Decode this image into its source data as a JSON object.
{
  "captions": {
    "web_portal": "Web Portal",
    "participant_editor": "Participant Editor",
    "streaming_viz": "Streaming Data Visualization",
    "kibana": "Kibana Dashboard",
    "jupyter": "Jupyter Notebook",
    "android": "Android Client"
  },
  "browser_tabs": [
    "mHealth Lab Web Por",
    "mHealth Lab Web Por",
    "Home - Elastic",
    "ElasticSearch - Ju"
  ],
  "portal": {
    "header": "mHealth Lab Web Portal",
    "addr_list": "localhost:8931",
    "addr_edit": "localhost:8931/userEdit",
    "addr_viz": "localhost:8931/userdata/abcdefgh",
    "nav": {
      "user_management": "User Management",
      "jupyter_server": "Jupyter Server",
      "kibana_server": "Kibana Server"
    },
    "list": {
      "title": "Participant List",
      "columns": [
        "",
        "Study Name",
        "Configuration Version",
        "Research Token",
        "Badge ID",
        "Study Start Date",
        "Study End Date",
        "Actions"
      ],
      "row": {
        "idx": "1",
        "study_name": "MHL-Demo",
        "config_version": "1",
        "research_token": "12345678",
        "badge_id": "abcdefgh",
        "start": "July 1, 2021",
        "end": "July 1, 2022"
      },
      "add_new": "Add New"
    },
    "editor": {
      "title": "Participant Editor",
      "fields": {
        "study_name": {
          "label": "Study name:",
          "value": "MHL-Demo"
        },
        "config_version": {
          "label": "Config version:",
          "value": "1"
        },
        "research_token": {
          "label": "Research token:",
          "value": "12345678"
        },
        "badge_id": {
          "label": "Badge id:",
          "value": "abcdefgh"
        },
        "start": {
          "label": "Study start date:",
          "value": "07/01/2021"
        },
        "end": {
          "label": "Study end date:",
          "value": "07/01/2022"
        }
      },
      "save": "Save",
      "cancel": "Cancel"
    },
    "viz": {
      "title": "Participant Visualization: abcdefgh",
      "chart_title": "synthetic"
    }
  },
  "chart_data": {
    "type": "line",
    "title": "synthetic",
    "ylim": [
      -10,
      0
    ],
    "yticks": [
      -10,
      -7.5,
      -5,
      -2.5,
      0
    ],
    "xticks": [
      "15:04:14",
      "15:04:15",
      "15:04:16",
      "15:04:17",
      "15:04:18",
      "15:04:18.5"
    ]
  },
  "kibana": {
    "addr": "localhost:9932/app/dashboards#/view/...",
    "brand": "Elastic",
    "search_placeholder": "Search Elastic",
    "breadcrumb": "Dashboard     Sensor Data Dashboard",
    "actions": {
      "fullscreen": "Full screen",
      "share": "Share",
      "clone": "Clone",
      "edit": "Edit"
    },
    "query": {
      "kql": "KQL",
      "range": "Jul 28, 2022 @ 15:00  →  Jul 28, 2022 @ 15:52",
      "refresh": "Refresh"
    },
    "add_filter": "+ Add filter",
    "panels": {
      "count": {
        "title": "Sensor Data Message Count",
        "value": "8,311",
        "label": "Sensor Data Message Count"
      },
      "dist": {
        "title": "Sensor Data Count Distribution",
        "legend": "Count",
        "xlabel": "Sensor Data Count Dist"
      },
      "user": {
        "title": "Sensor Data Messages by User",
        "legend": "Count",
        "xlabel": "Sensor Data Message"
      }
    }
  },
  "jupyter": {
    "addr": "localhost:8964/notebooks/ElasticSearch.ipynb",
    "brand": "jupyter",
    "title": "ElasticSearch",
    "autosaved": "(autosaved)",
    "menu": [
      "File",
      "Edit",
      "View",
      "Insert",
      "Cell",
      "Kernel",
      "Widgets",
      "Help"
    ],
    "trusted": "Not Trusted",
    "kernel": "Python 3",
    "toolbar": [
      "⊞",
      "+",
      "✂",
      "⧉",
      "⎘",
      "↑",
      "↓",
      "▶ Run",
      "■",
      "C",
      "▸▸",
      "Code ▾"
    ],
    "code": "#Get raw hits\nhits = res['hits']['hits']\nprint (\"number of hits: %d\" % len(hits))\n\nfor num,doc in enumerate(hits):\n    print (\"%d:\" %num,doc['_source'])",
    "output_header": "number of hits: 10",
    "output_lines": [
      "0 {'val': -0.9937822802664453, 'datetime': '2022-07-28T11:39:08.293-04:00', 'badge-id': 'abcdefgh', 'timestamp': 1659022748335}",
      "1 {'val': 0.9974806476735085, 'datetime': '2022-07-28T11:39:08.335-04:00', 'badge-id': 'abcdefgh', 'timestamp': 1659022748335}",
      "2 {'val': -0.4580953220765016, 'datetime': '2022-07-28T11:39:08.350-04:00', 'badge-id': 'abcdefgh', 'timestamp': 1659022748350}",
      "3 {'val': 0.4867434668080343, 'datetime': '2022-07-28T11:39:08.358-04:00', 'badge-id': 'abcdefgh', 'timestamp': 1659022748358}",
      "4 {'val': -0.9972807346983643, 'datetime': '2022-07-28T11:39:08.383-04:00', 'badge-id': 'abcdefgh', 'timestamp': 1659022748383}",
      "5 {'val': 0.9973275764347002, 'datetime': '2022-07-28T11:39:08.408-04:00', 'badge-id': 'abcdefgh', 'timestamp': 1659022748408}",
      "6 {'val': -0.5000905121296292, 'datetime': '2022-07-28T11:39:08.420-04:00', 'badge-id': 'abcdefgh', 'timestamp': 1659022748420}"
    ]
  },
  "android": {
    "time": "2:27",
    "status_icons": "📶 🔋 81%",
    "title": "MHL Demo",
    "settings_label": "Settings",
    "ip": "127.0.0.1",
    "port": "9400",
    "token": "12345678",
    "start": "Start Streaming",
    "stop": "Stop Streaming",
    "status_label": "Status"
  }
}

+ + + +

What is being asked: Every entry above needs to be quoted exactly.

Result of the exercise:
Decode this image into its source data as a JSON object.
{
  "captions": {
    "web_portal": "Web Portal",
    "participant_editor": "Participant Editor",
    "streaming_viz": "Streaming Data Visualization",
    "kibana": "Kibana Dashboard",
    "jupyter": "Jupyter Notebook",
    "android": "Android Client"
  },
  "browser_tabs": [
    "mHealth Lab Web Por",
    "mHealth Lab Web Por",
    "Home - Elastic",
    "ElasticSearch - Ju"
  ],
  "portal": {
    "header": "mHealth Lab Web Portal",
    "addr_list": "localhost:8931",
    "addr_edit": "localhost:8931/userEdit",
    "addr_viz": "localhost:8931/userdata/abcdefgh",
    "nav": {
      "user_management": "User Management",
      "jupyter_server": "Jupyter Server",
      "kibana_server": "Kibana Server"
    },
    "list": {
      "title": "Participant List",
      "columns": [
        "",
        "Study Name",
        "Configuration Version",
        "Research Token",
        "Badge ID",
        "Study Start Date",
        "Study End Date",
        "Actions"
      ],
      "row": {
        "idx": "1",
        "study_name": "MHL-Demo",
        "config_version": "1",
        "research_token": "12345678",
        "badge_id": "abcdefgh",
        "start": "July 1, 2021",
        "end": "July 1, 2022"
      },
      "add_new": "Add New"
    },
    "editor": {
      "title": "Participant Editor",
      "fields": {
        "study_name": {
          "label": "Study name:",
          "value": "MHL-Demo"
        },
        "config_version": {
          "label": "Config version:",
          "value": "1"
        },
        "research_token": {
          "label": "Research token:",
          "value": "12345678"
        },
        "badge_id": {
          "label": "Badge id:",
          "value": "abcdefgh"
        },
        "start": {
          "label": "Study start date:",
          "value": "07/01/2021"
        },
        "end": {
          "label": "Study end date:",
          "value": "07/01/2022"
        }
      },
      "save": "Save",
      "cancel": "Cancel"
    },
    "viz": {
      "title": "Participant Visualization: abcdefgh",
      "chart_title": "synthetic"
    }
  },
  "chart_data": {
    "type": "line",
    "title": "synthetic",
    "ylim": [
      -10,
      0
    ],
    "yticks": [
      -10,
      -7.5,
      -5,
      -2.5,
      0
    ],
    "xticks": [
      "15:04:14",
      "15:04:15",
      "15:04:16",
      "15:04:17",
      "15:04:18",
      "15:04:18.5"
    ]
  },
  "kibana": {
    "addr": "localhost:9932/app/dashboards#/view/...",
    "brand": "Elastic",
    "search_placeholder": "Search Elastic",
    "breadcrumb": "Dashboard     Sensor Data Dashboard",
    "actions": {
      "fullscreen": "Full screen",
      "share": "Share",
      "clone": "Clone",
      "edit": "Edit"
    },
    "query": {
      "kql": "KQL",
      "range": "Jul 28, 2022 @ 15:00  →  Jul 28, 2022 @ 15:52",
      "refresh": "Refresh"
    },
    "add_filter": "+ Add filter",
    "panels": {
      "count": {
        "title": "Sensor Data Message Count",
        "value": "8,311",
        "label": "Sensor Data Message Count"
      },
      "dist": {
        "title": "Sensor Data Count Distribution",
        "legend": "Count",
        "xlabel": "Sensor Data Count Dist"
      },
      "user": {
        "title": "Sensor Data Messages by User",
        "legend": "Count",
        "xlabel": "Sensor Data Message"
      }
    }
  },
  "jupyter": {
    "addr": "localhost:8964/notebooks/ElasticSearch.ipynb",
    "brand": "jupyter",
    "title": "ElasticSearch",
    "autosaved": "(autosaved)",
    "menu": [
      "File",
      "Edit",
      "View",
      "Insert",
      "Cell",
      "Kernel",
      "Widgets",
      "Help"
    ],
    "trusted": "Not Trusted",
    "kernel": "Python 3",
    "toolbar": [
      "⊞",
      "+",
      "✂",
      "⧉",
      "⎘",
      "↑",
      "↓",
      "▶ Run",
      "■",
      "C",
      "▸▸",
      "Code ▾"
    ],
    "code": "#Get raw hits\nhits = res['hits']['hits']\nprint (\"number of hits: %d\" % len(hits))\n\nfor num,doc in enumerate(hits):\n    print (\"%d:\" %num,doc['_source'])",
    "output_header": "number of hits: 10",
    "output_lines": [
      "0 {'val': -0.9937822802664453, 'datetime': '2022-07-28T11:39:08.293-04:00', 'badge-id': 'abcdefgh', 'timestamp': 1659022748335}",
      "1 {'val': 0.9974806476735085, 'datetime': '2022-07-28T11:39:08.335-04:00', 'badge-id': 'abcdefgh', 'timestamp': 1659022748335}",
      "2 {'val': -0.4580953220765016, 'datetime': '2022-07-28T11:39:08.350-04:00', 'badge-id': 'abcdefgh', 'timestamp': 1659022748350}",
      "3 {'val': 0.4867434668080343, 'datetime': '2022-07-28T11:39:08.358-04:00', 'badge-id': 'abcdefgh', 'timestamp': 1659022748358}",
      "4 {'val': -0.9972807346983643, 'datetime': '2022-07-28T11:39:08.383-04:00', 'badge-id': 'abcdefgh', 'timestamp': 1659022748383}",
      "5 {'val': 0.9973275764347002, 'datetime': '2022-07-28T11:39:08.408-04:00', 'badge-id': 'abcdefgh', 'timestamp': 1659022748408}",
      "6 {'val': -0.5000905121296292, 'datetime': '2022-07-28T11:39:08.420-04:00', 'badge-id': 'abcdefgh', 'timestamp': 1659022748420}"
    ]
  },
  "android": {
    "time": "2:27",
    "status_icons": "📶 🔋 81%",
    "title": "MHL Demo",
    "settings_label": "Settings",
    "ip": "127.0.0.1",
    "port": "9400",
    "token": "12345678",
    "start": "Start Streaming",
    "stop": "Stop Streaming",
    "status_label": "Status"
  }
}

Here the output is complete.